§ **SOURCE RECORDS**
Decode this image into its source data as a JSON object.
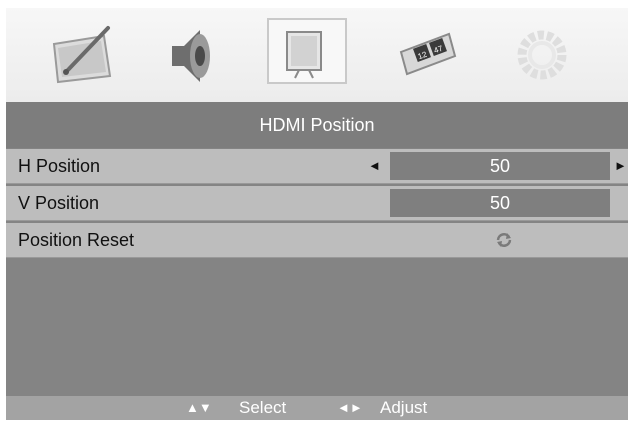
{
  "menu": {
    "tabs": [
      {
        "icon": "picture-icon",
        "selected": false
      },
      {
        "icon": "speaker-icon",
        "selected": false
      },
      {
        "icon": "display-icon",
        "selected": true
      },
      {
        "icon": "channel-icon",
        "selected": false,
        "icon_text": [
          "12",
          "47"
        ]
      },
      {
        "icon": "gear-icon",
        "selected": false
      }
    ],
    "title": "HDMI Position",
    "rows": [
      {
        "label": "H Position",
        "value": "50",
        "left_arrow": "◄",
        "right_arrow": "►"
      },
      {
        "label": "V Position",
        "value": "50"
      },
      {
        "label": "Position Reset",
        "icon": "reset-icon"
      }
    ]
  },
  "footer": {
    "select_arrows": "▲▼",
    "select_label": "Select",
    "adjust_arrows": "◄►",
    "adjust_label": "Adjust"
  },
  "colors": {
    "title_bar": "#7d7d7d",
    "row_bg": "#bdbdbd",
    "value_box": "#7f7f7f",
    "footer_bg": "#a3a3a3"
  }
}
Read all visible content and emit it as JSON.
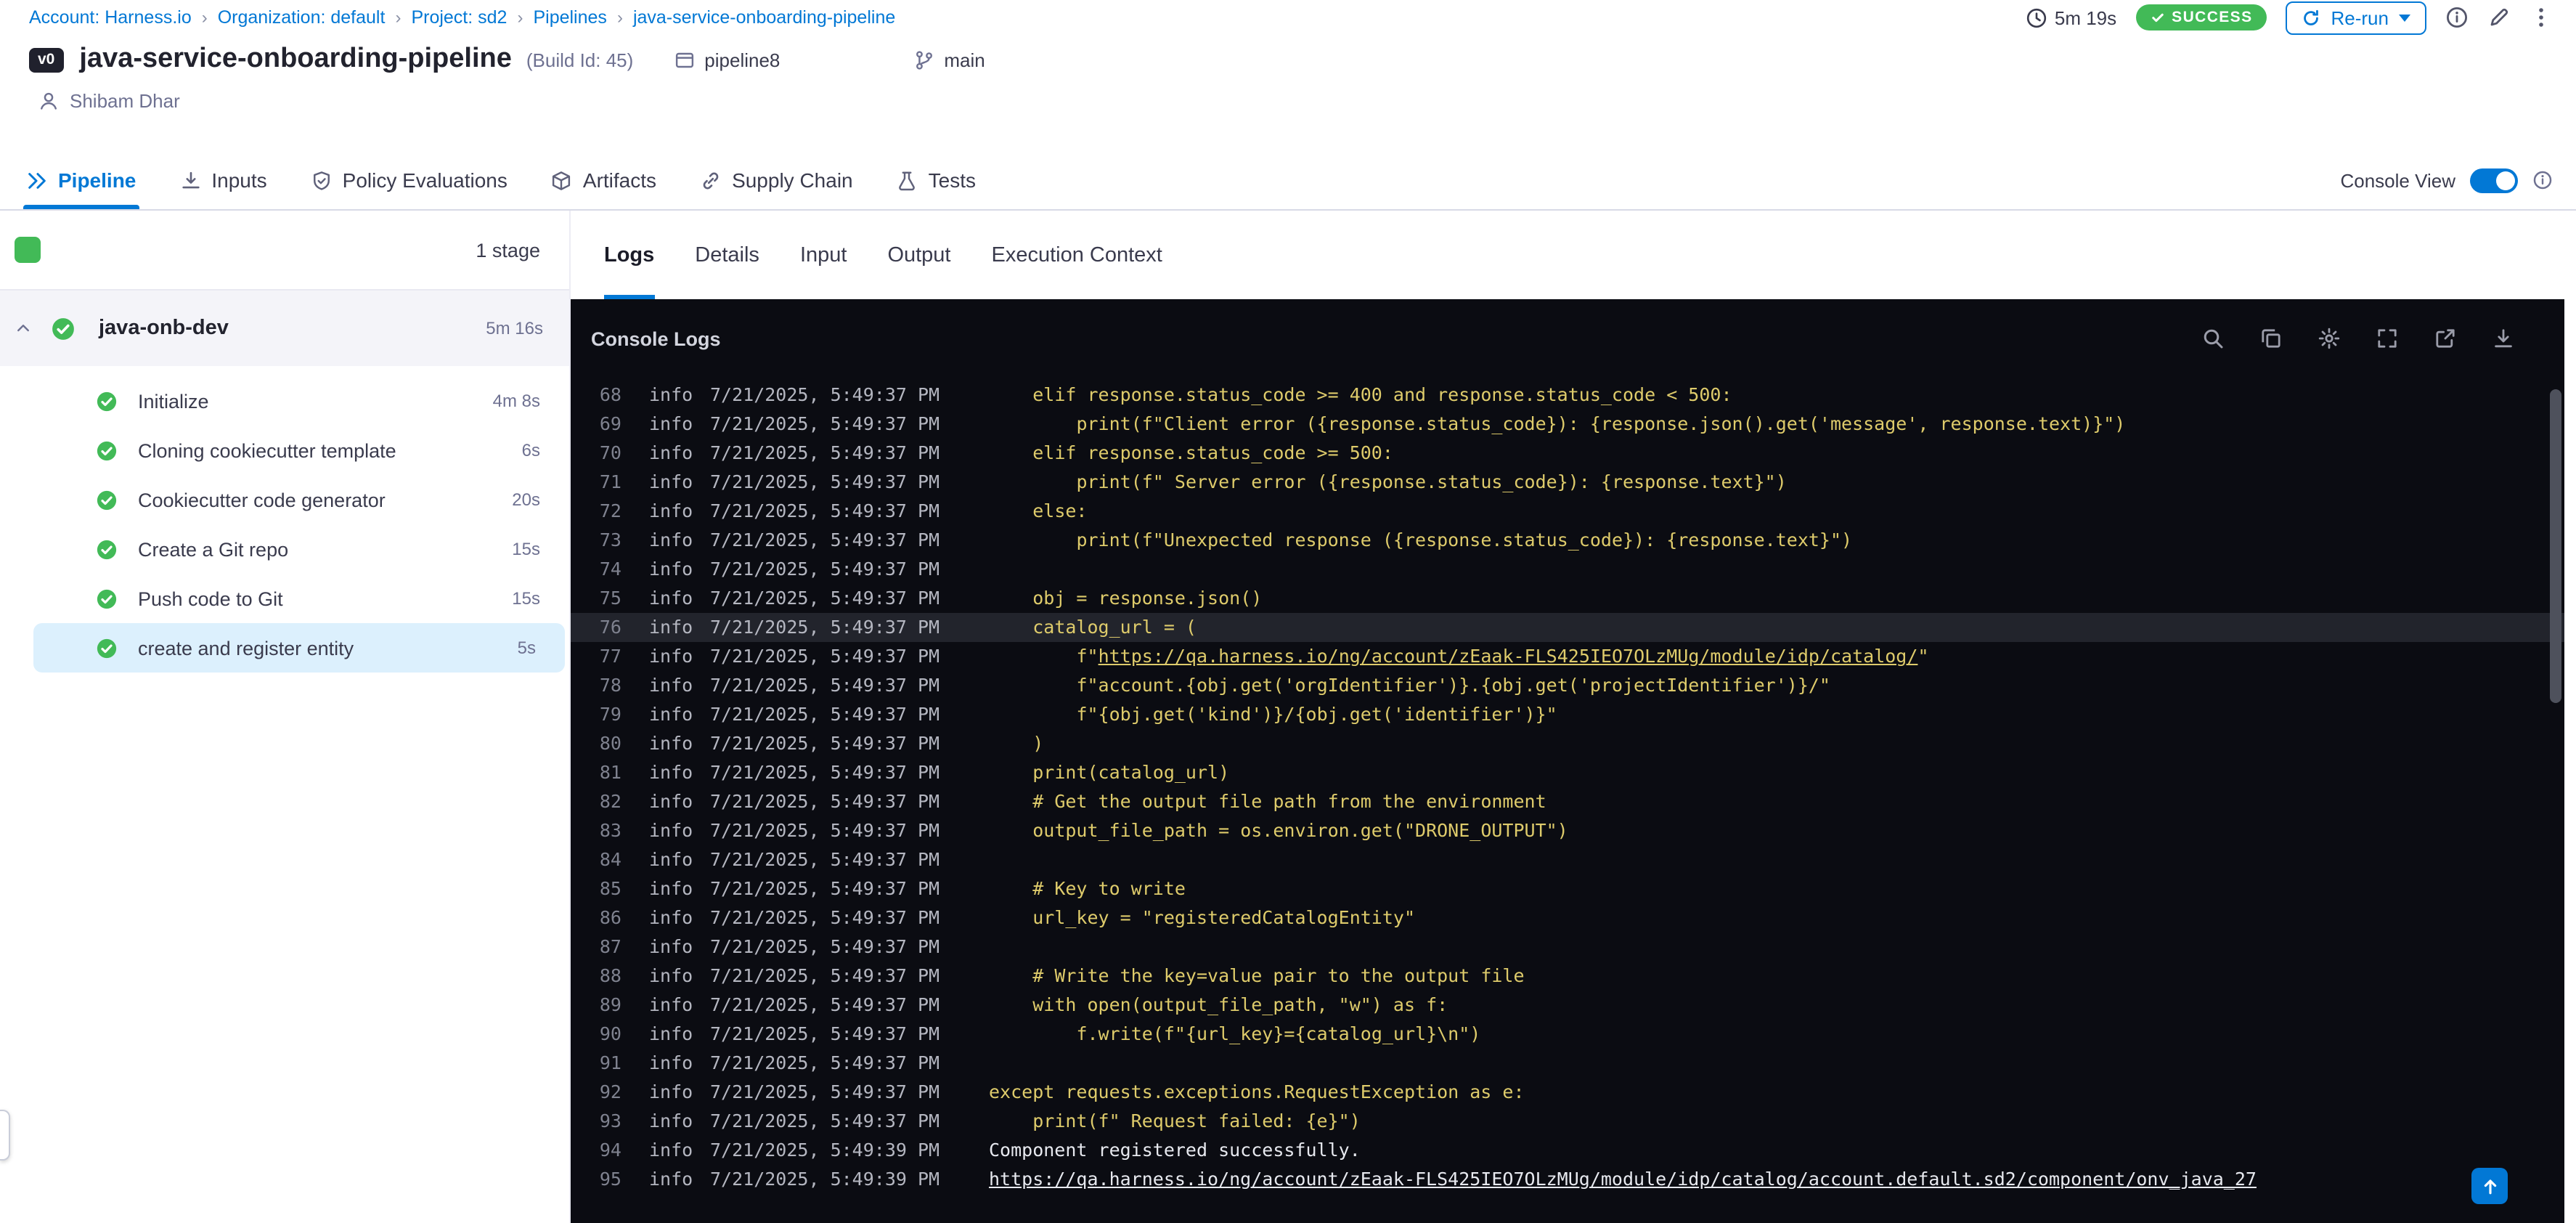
{
  "colors": {
    "accent": "#0278d5",
    "success_green": "#42ba57",
    "log_yellow": "#decb6b",
    "console_bg": "#0b0c12",
    "line_highlight": "#22242c",
    "selected_step_bg": "#dcf0fd"
  },
  "breadcrumb": {
    "separator": "›",
    "items": [
      "Account: Harness.io",
      "Organization: default",
      "Project: sd2",
      "Pipelines",
      "java-service-onboarding-pipeline"
    ]
  },
  "topbar": {
    "duration": "5m 19s",
    "status": "SUCCESS",
    "rerun_label": "Re-run"
  },
  "header": {
    "version_badge": "v0",
    "title": "java-service-onboarding-pipeline",
    "build_id": "(Build Id: 45)",
    "pipeline_tag": "pipeline8",
    "branch": "main",
    "user": "Shibam Dhar"
  },
  "tabs": {
    "console_view_label": "Console View",
    "console_view_on": true,
    "items": [
      {
        "label": "Pipeline",
        "icon": "pipeline-icon",
        "active": true
      },
      {
        "label": "Inputs",
        "icon": "inputs-icon",
        "active": false
      },
      {
        "label": "Policy Evaluations",
        "icon": "policy-evaluations-icon",
        "active": false
      },
      {
        "label": "Artifacts",
        "icon": "artifacts-icon",
        "active": false
      },
      {
        "label": "Supply Chain",
        "icon": "supply-chain-icon",
        "active": false
      },
      {
        "label": "Tests",
        "icon": "tests-icon",
        "active": false
      }
    ]
  },
  "stages": {
    "count_label": "1 stage",
    "group": {
      "name": "java-onb-dev",
      "duration": "5m 16s",
      "status": "success"
    },
    "steps": [
      {
        "name": "Initialize",
        "duration": "4m 8s",
        "status": "success",
        "selected": false
      },
      {
        "name": "Cloning cookiecutter template",
        "duration": "6s",
        "status": "success",
        "selected": false
      },
      {
        "name": "Cookiecutter code generator",
        "duration": "20s",
        "status": "success",
        "selected": false
      },
      {
        "name": "Create a Git repo",
        "duration": "15s",
        "status": "success",
        "selected": false
      },
      {
        "name": "Push code to Git",
        "duration": "15s",
        "status": "success",
        "selected": false
      },
      {
        "name": "create and register entity",
        "duration": "5s",
        "status": "success",
        "selected": true
      }
    ]
  },
  "detail_tabs": {
    "items": [
      {
        "label": "Logs",
        "active": true
      },
      {
        "label": "Details",
        "active": false
      },
      {
        "label": "Input",
        "active": false
      },
      {
        "label": "Output",
        "active": false
      },
      {
        "label": "Execution Context",
        "active": false
      }
    ]
  },
  "console": {
    "title": "Console Logs",
    "actions": [
      {
        "name": "search-icon"
      },
      {
        "name": "copy-icon"
      },
      {
        "name": "settings-icon"
      },
      {
        "name": "fullscreen-icon"
      },
      {
        "name": "open-in-new-icon"
      },
      {
        "name": "download-icon"
      }
    ],
    "lines": [
      {
        "n": 68,
        "level": "info",
        "time": "7/21/2025, 5:49:37 PM",
        "indent": 4,
        "highlight": false,
        "segs": [
          {
            "k": "code",
            "t": "elif response.status_code >= 400 and response.status_code < 500:"
          }
        ]
      },
      {
        "n": 69,
        "level": "info",
        "time": "7/21/2025, 5:49:37 PM",
        "indent": 8,
        "highlight": false,
        "segs": [
          {
            "k": "code",
            "t": "print(f\"Client error ({response.status_code}): {response.json().get('message', response.text)}\")"
          }
        ]
      },
      {
        "n": 70,
        "level": "info",
        "time": "7/21/2025, 5:49:37 PM",
        "indent": 4,
        "highlight": false,
        "segs": [
          {
            "k": "code",
            "t": "elif response.status_code >= 500:"
          }
        ]
      },
      {
        "n": 71,
        "level": "info",
        "time": "7/21/2025, 5:49:37 PM",
        "indent": 8,
        "highlight": false,
        "segs": [
          {
            "k": "code",
            "t": "print(f\" Server error ({response.status_code}): {response.text}\")"
          }
        ]
      },
      {
        "n": 72,
        "level": "info",
        "time": "7/21/2025, 5:49:37 PM",
        "indent": 4,
        "highlight": false,
        "segs": [
          {
            "k": "code",
            "t": "else:"
          }
        ]
      },
      {
        "n": 73,
        "level": "info",
        "time": "7/21/2025, 5:49:37 PM",
        "indent": 8,
        "highlight": false,
        "segs": [
          {
            "k": "code",
            "t": "print(f\"Unexpected response ({response.status_code}): {response.text}\")"
          }
        ]
      },
      {
        "n": 74,
        "level": "info",
        "time": "7/21/2025, 5:49:37 PM",
        "indent": 0,
        "highlight": false,
        "segs": []
      },
      {
        "n": 75,
        "level": "info",
        "time": "7/21/2025, 5:49:37 PM",
        "indent": 4,
        "highlight": false,
        "segs": [
          {
            "k": "code",
            "t": "obj = response.json()"
          }
        ]
      },
      {
        "n": 76,
        "level": "info",
        "time": "7/21/2025, 5:49:37 PM",
        "indent": 4,
        "highlight": true,
        "segs": [
          {
            "k": "code",
            "t": "catalog_url = ("
          }
        ]
      },
      {
        "n": 77,
        "level": "info",
        "time": "7/21/2025, 5:49:37 PM",
        "indent": 8,
        "highlight": false,
        "segs": [
          {
            "k": "code",
            "t": "f\""
          },
          {
            "k": "code-link",
            "t": "https://qa.harness.io/ng/account/zEaak-FLS425IEO7OLzMUg/module/idp/catalog/"
          },
          {
            "k": "code",
            "t": "\""
          }
        ]
      },
      {
        "n": 78,
        "level": "info",
        "time": "7/21/2025, 5:49:37 PM",
        "indent": 8,
        "highlight": false,
        "segs": [
          {
            "k": "code",
            "t": "f\"account.{obj.get('orgIdentifier')}.{obj.get('projectIdentifier')}/\""
          }
        ]
      },
      {
        "n": 79,
        "level": "info",
        "time": "7/21/2025, 5:49:37 PM",
        "indent": 8,
        "highlight": false,
        "segs": [
          {
            "k": "code",
            "t": "f\"{obj.get('kind')}/{obj.get('identifier')}\""
          }
        ]
      },
      {
        "n": 80,
        "level": "info",
        "time": "7/21/2025, 5:49:37 PM",
        "indent": 4,
        "highlight": false,
        "segs": [
          {
            "k": "code",
            "t": ")"
          }
        ]
      },
      {
        "n": 81,
        "level": "info",
        "time": "7/21/2025, 5:49:37 PM",
        "indent": 4,
        "highlight": false,
        "segs": [
          {
            "k": "code",
            "t": "print(catalog_url)"
          }
        ]
      },
      {
        "n": 82,
        "level": "info",
        "time": "7/21/2025, 5:49:37 PM",
        "indent": 4,
        "highlight": false,
        "segs": [
          {
            "k": "code",
            "t": "# Get the output file path from the environment"
          }
        ]
      },
      {
        "n": 83,
        "level": "info",
        "time": "7/21/2025, 5:49:37 PM",
        "indent": 4,
        "highlight": false,
        "segs": [
          {
            "k": "code",
            "t": "output_file_path = os.environ.get(\"DRONE_OUTPUT\")"
          }
        ]
      },
      {
        "n": 84,
        "level": "info",
        "time": "7/21/2025, 5:49:37 PM",
        "indent": 0,
        "highlight": false,
        "segs": []
      },
      {
        "n": 85,
        "level": "info",
        "time": "7/21/2025, 5:49:37 PM",
        "indent": 4,
        "highlight": false,
        "segs": [
          {
            "k": "code",
            "t": "# Key to write"
          }
        ]
      },
      {
        "n": 86,
        "level": "info",
        "time": "7/21/2025, 5:49:37 PM",
        "indent": 4,
        "highlight": false,
        "segs": [
          {
            "k": "code",
            "t": "url_key = \"registeredCatalogEntity\""
          }
        ]
      },
      {
        "n": 87,
        "level": "info",
        "time": "7/21/2025, 5:49:37 PM",
        "indent": 0,
        "highlight": false,
        "segs": []
      },
      {
        "n": 88,
        "level": "info",
        "time": "7/21/2025, 5:49:37 PM",
        "indent": 4,
        "highlight": false,
        "segs": [
          {
            "k": "code",
            "t": "# Write the key=value pair to the output file"
          }
        ]
      },
      {
        "n": 89,
        "level": "info",
        "time": "7/21/2025, 5:49:37 PM",
        "indent": 4,
        "highlight": false,
        "segs": [
          {
            "k": "code",
            "t": "with open(output_file_path, \"w\") as f:"
          }
        ]
      },
      {
        "n": 90,
        "level": "info",
        "time": "7/21/2025, 5:49:37 PM",
        "indent": 8,
        "highlight": false,
        "segs": [
          {
            "k": "code",
            "t": "f.write(f\"{url_key}={catalog_url}\\n\")"
          }
        ]
      },
      {
        "n": 91,
        "level": "info",
        "time": "7/21/2025, 5:49:37 PM",
        "indent": 0,
        "highlight": false,
        "segs": []
      },
      {
        "n": 92,
        "level": "info",
        "time": "7/21/2025, 5:49:37 PM",
        "indent": 0,
        "highlight": false,
        "segs": [
          {
            "k": "code",
            "t": "except requests.exceptions.RequestException as e:"
          }
        ]
      },
      {
        "n": 93,
        "level": "info",
        "time": "7/21/2025, 5:49:37 PM",
        "indent": 4,
        "highlight": false,
        "segs": [
          {
            "k": "code",
            "t": "print(f\" Request failed: {e}\")"
          }
        ]
      },
      {
        "n": 94,
        "level": "info",
        "time": "7/21/2025, 5:49:39 PM",
        "indent": 0,
        "highlight": false,
        "segs": [
          {
            "k": "out",
            "t": "Component registered successfully."
          }
        ]
      },
      {
        "n": 95,
        "level": "info",
        "time": "7/21/2025, 5:49:39 PM",
        "indent": 0,
        "highlight": false,
        "segs": [
          {
            "k": "out-link",
            "t": "https://qa.harness.io/ng/account/zEaak-FLS425IEO7OLzMUg/module/idp/catalog/account.default.sd2/component/onv_java_27"
          }
        ]
      }
    ]
  }
}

§ **GOAL OF THE EXERCISE**
Filter the records above for lines containing the word "response", and copy those lines.

§ **SOLUTION TO THE EXERCISE**
            "t": "elif response.status_code >= 400 and response.status_code < 500:"
            "t": "print(f\"Client error ({response.status_code}): {response.json().get('message', response.text)}\")"
            "t": "elif response.status_code >= 500:"
            "t": "print(f\" Server error ({response.status_code}): {response.text}\")"
            "t": "print(f\"Unexpected response ({response.status_code}): {response.text}\")"
            "t": "obj = response.json()"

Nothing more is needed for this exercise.